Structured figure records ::
━━━━━━━━━━━━━━━━━━━━━━━━━━━━━━
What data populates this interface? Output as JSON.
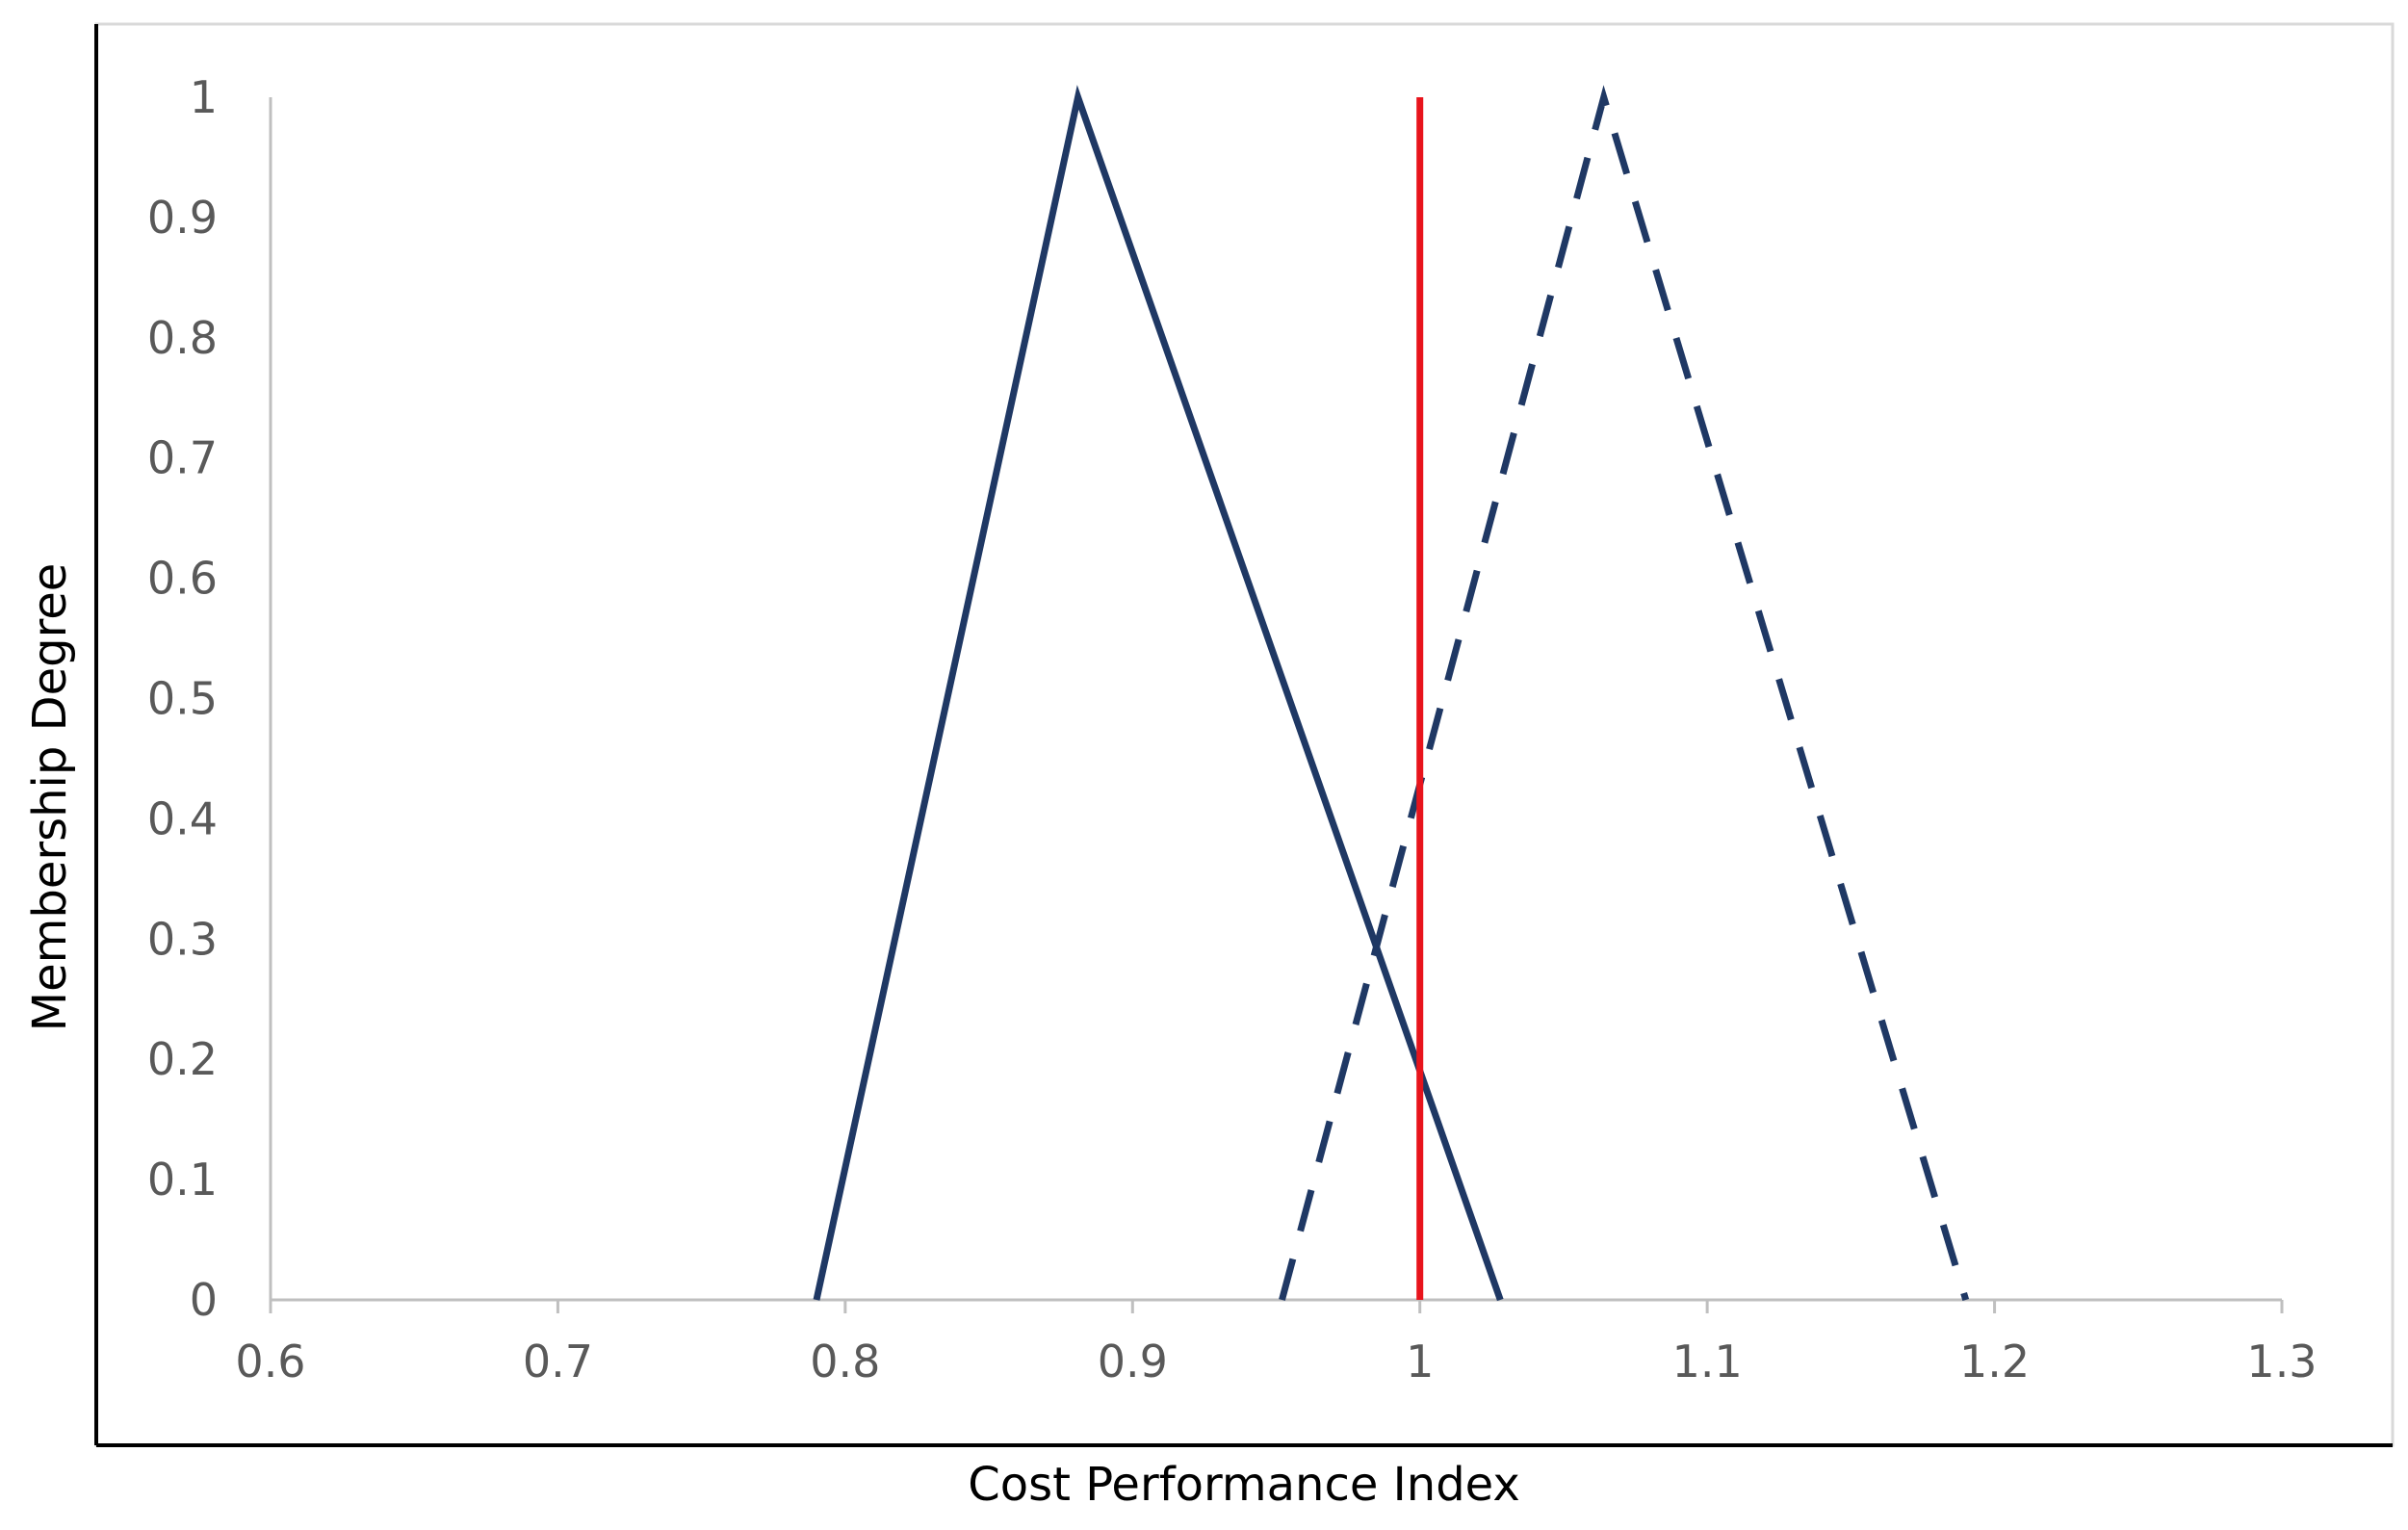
{
  "chart_data": {
    "type": "line",
    "xlabel": "Cost Performance Index",
    "ylabel": "Membership Degree",
    "xlim": [
      0.6,
      1.3
    ],
    "ylim": [
      0,
      1
    ],
    "x_ticks": [
      "0.6",
      "0.7",
      "0.8",
      "0.9",
      "1",
      "1.1",
      "1.2",
      "1.3"
    ],
    "y_ticks": [
      "0",
      "0.1",
      "0.2",
      "0.3",
      "0.4",
      "0.5",
      "0.6",
      "0.7",
      "0.8",
      "0.9",
      "1"
    ],
    "grid": false,
    "legend": "none",
    "series": [
      {
        "style": "solid",
        "color": "#1f3864",
        "points": [
          [
            0.79,
            0
          ],
          [
            0.881,
            1
          ],
          [
            1.028,
            0
          ]
        ]
      },
      {
        "style": "dashed",
        "color": "#1f3864",
        "points": [
          [
            0.952,
            0
          ],
          [
            1.064,
            1
          ],
          [
            1.19,
            0
          ]
        ]
      },
      {
        "style": "solid",
        "color": "#e8141c",
        "points": [
          [
            1.0,
            0
          ],
          [
            1.0,
            1
          ]
        ]
      }
    ]
  }
}
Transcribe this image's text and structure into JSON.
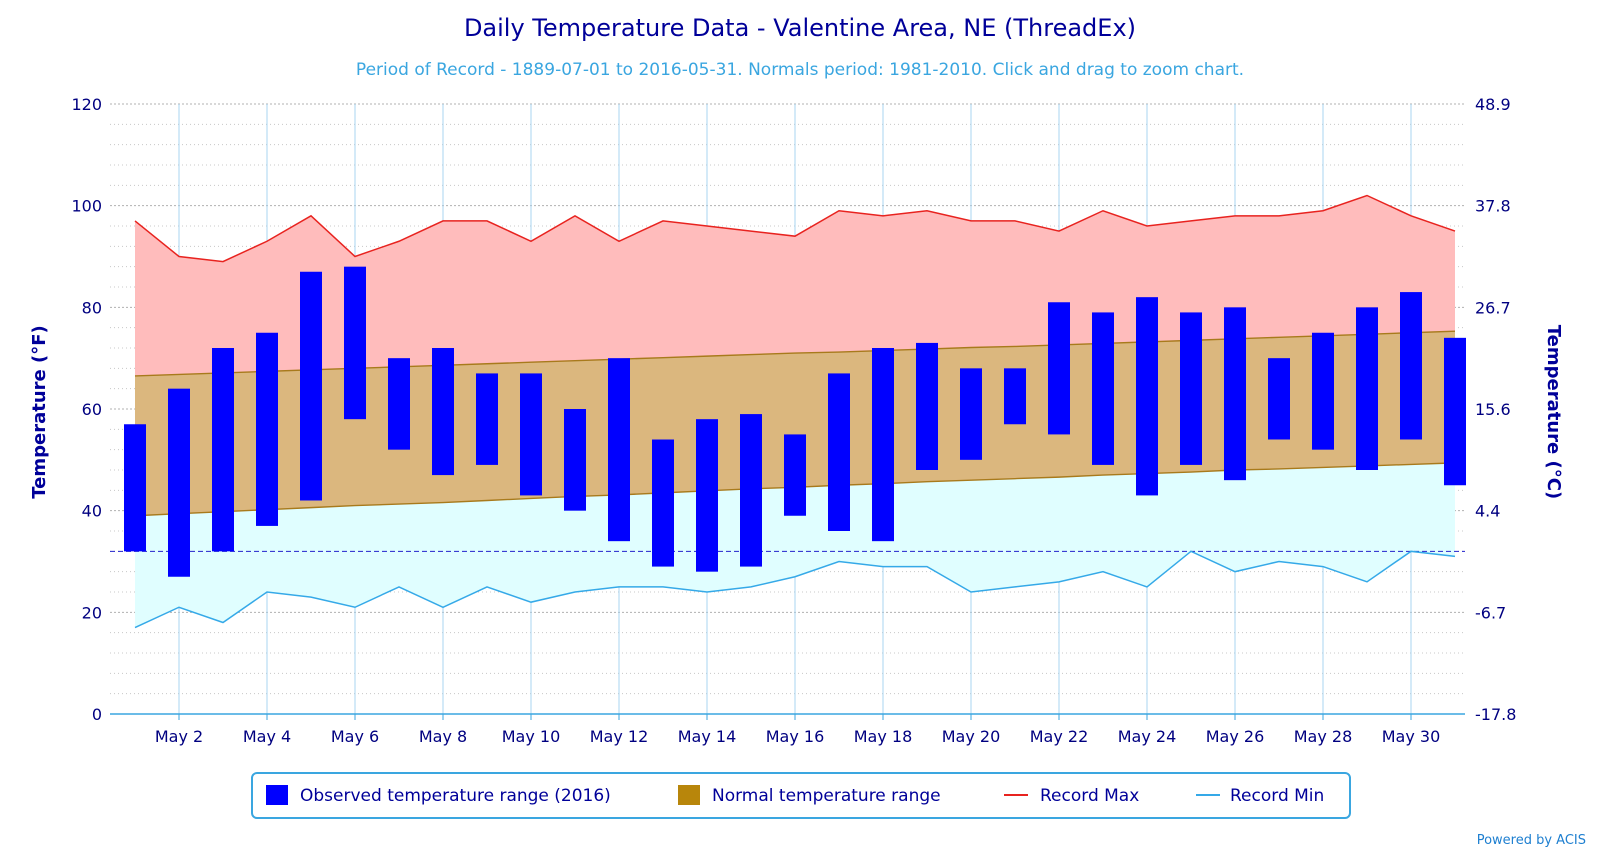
{
  "chart_data": {
    "type": "bar",
    "title": "Daily Temperature Data - Valentine Area, NE (ThreadEx)",
    "subtitle": "Period of Record - 1889-07-01 to 2016-05-31. Normals period: 1981-2010. Click and drag to zoom chart.",
    "ylabel_left": "Temperature (°F)",
    "ylabel_right": "Temperature (°C)",
    "ylim": [
      0,
      120
    ],
    "y_ticks": [
      0,
      20,
      40,
      60,
      80,
      100,
      120
    ],
    "y_ticks_right": [
      "-17.8",
      "-6.7",
      "4.4",
      "15.6",
      "26.7",
      "37.8",
      "48.9"
    ],
    "freezing_line": 32,
    "x_days": [
      1,
      2,
      3,
      4,
      5,
      6,
      7,
      8,
      9,
      10,
      11,
      12,
      13,
      14,
      15,
      16,
      17,
      18,
      19,
      20,
      21,
      22,
      23,
      24,
      25,
      26,
      27,
      28,
      29,
      30,
      31
    ],
    "x_tick_labels": [
      "May 2",
      "May 4",
      "May 6",
      "May 8",
      "May 10",
      "May 12",
      "May 14",
      "May 16",
      "May 18",
      "May 20",
      "May 22",
      "May 24",
      "May 26",
      "May 28",
      "May 30"
    ],
    "x_tick_days": [
      2,
      4,
      6,
      8,
      10,
      12,
      14,
      16,
      18,
      20,
      22,
      24,
      26,
      28,
      30
    ],
    "series": [
      {
        "name": "Observed temperature range (2016)",
        "color": "#0000ff",
        "low": [
          32,
          27,
          32,
          37,
          42,
          58,
          52,
          47,
          49,
          43,
          40,
          34,
          29,
          28,
          29,
          39,
          36,
          34,
          48,
          50,
          57,
          55,
          49,
          43,
          49,
          46,
          54,
          52,
          48,
          54,
          45
        ],
        "high": [
          57,
          64,
          72,
          75,
          87,
          88,
          70,
          72,
          67,
          67,
          60,
          70,
          54,
          58,
          59,
          55,
          67,
          72,
          73,
          68,
          68,
          81,
          79,
          82,
          79,
          80,
          70,
          75,
          80,
          83,
          74
        ]
      },
      {
        "name": "Normal temperature range",
        "color": "#b8860b",
        "low": [
          39,
          39.4,
          39.8,
          40.2,
          40.6,
          41,
          41.3,
          41.6,
          42,
          42.4,
          42.8,
          43.1,
          43.5,
          43.9,
          44.3,
          44.6,
          45,
          45.3,
          45.7,
          46,
          46.3,
          46.6,
          47,
          47.3,
          47.6,
          48,
          48.2,
          48.5,
          48.8,
          49.1,
          49.4
        ],
        "high": [
          66.5,
          66.8,
          67.1,
          67.4,
          67.7,
          68,
          68.3,
          68.6,
          68.9,
          69.2,
          69.5,
          69.8,
          70.1,
          70.4,
          70.7,
          71,
          71.2,
          71.5,
          71.8,
          72.1,
          72.3,
          72.6,
          72.9,
          73.2,
          73.5,
          73.8,
          74.1,
          74.4,
          74.7,
          75,
          75.3
        ]
      },
      {
        "name": "Record Max",
        "color": "#e8231f",
        "values": [
          97,
          90,
          89,
          93,
          98,
          90,
          93,
          97,
          97,
          93,
          98,
          93,
          97,
          96,
          95,
          94,
          99,
          98,
          99,
          97,
          97,
          95,
          99,
          96,
          97,
          98,
          98,
          99,
          102,
          98,
          95
        ]
      },
      {
        "name": "Record Min",
        "color": "#35a9e8",
        "values": [
          17,
          21,
          18,
          24,
          23,
          21,
          25,
          21,
          25,
          22,
          24,
          25,
          25,
          24,
          25,
          27,
          30,
          29,
          29,
          24,
          25,
          26,
          28,
          25,
          32,
          28,
          30,
          29,
          26,
          32,
          31
        ]
      }
    ],
    "legend_position": "bottom-center",
    "grid": true,
    "credit": "Powered by ACIS"
  }
}
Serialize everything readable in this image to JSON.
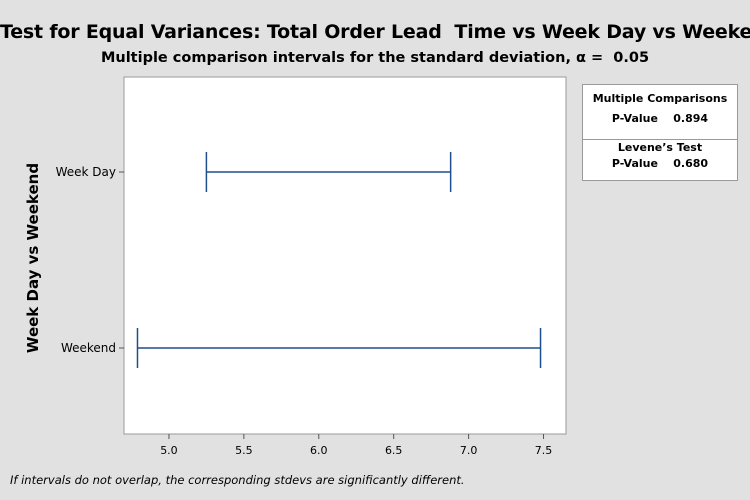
{
  "chart_data": {
    "type": "interval",
    "title": "Test for Equal Variances: Total Order Lead  Time vs Week Day vs Weekend",
    "subtitle": "Multiple comparison intervals for the standard deviation, α =  0.05",
    "ylabel": "Week Day vs Weekend",
    "xlabel": "",
    "categories": [
      "Week Day",
      "Weekend"
    ],
    "intervals": [
      {
        "category": "Week Day",
        "lower": 5.25,
        "upper": 6.88
      },
      {
        "category": "Weekend",
        "lower": 4.79,
        "upper": 7.48
      }
    ],
    "xlim": [
      4.7,
      7.65
    ],
    "xticks": [
      5.0,
      5.5,
      6.0,
      6.5,
      7.0,
      7.5
    ],
    "xtick_labels": [
      "5.0",
      "5.5",
      "6.0",
      "6.5",
      "7.0",
      "7.5"
    ],
    "grid": false,
    "line_color": "#1f4e8c"
  },
  "stats": {
    "multiple_comparisons_label": "Multiple Comparisons",
    "multiple_comparisons_pvalue": "P-Value    0.894",
    "levene_label": "Levene’s Test",
    "levene_pvalue": "P-Value    0.680"
  },
  "footnote": "If intervals do not overlap, the corresponding stdevs are significantly different."
}
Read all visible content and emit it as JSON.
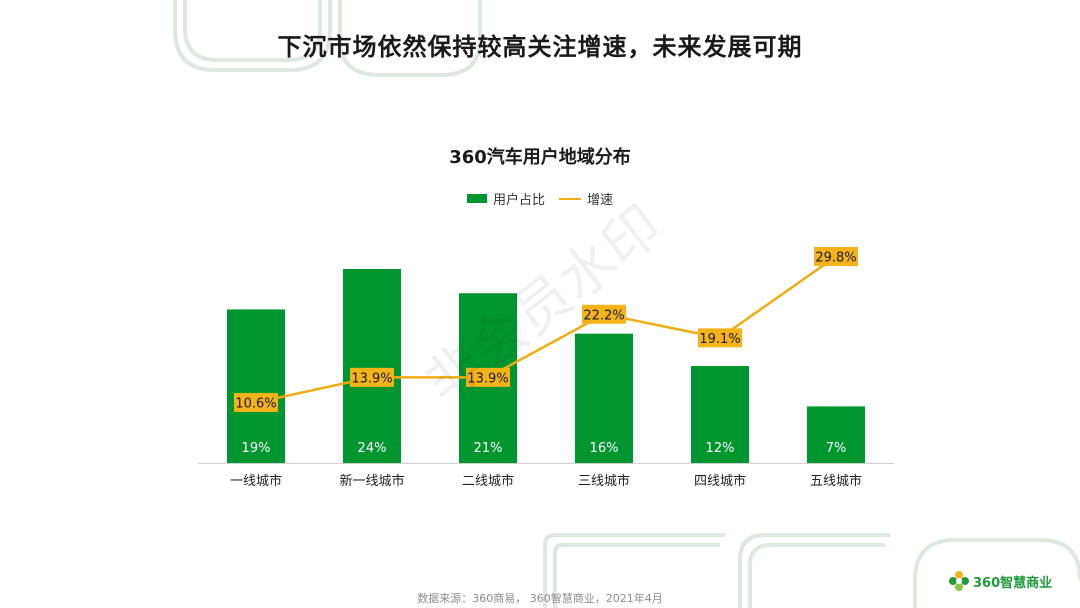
{
  "page": {
    "title": "下沉市场依然保持较高关注增速，未来发展可期",
    "source": "数据来源：360商易， 360智慧商业，2021年4月",
    "brand_name": "360智慧商业",
    "watermark": "非会员水印"
  },
  "colors": {
    "bar": "#00962f",
    "line": "#f2ac12",
    "label_bg": "#f5b31a",
    "axis": "#d0d0d0",
    "deco": "#dde8df"
  },
  "chart_data": {
    "type": "bar",
    "title": "360汽车用户地域分布",
    "categories": [
      "一线城市",
      "新一线城市",
      "二线城市",
      "三线城市",
      "四线城市",
      "五线城市"
    ],
    "series": [
      {
        "name": "用户占比",
        "type": "bar",
        "values": [
          19,
          24,
          21,
          16,
          12,
          7
        ],
        "labels": [
          "19%",
          "24%",
          "21%",
          "16%",
          "12%",
          "7%"
        ]
      },
      {
        "name": "增速",
        "type": "line",
        "values": [
          10.6,
          13.9,
          13.9,
          22.2,
          19.1,
          29.8
        ],
        "labels": [
          "10.6%",
          "13.9%",
          "13.9%",
          "22.2%",
          "19.1%",
          "29.8%"
        ]
      }
    ],
    "legend_position": "top-center",
    "grid": false
  }
}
━━━━━━━━━━━━━━━━━━━━━━━━━━━━━━
TASK TO CARRY OUT :: Check each line of the entries above, and show every one holding the word "intervals".

ANSWER TO THE EXERCISE ::
    "subtitle": "Multiple comparison intervals for the standard deviation, α =  0.05",
    "intervals": [
  "footnote": "If intervals do not overlap, the corresponding stdevs are significantly different."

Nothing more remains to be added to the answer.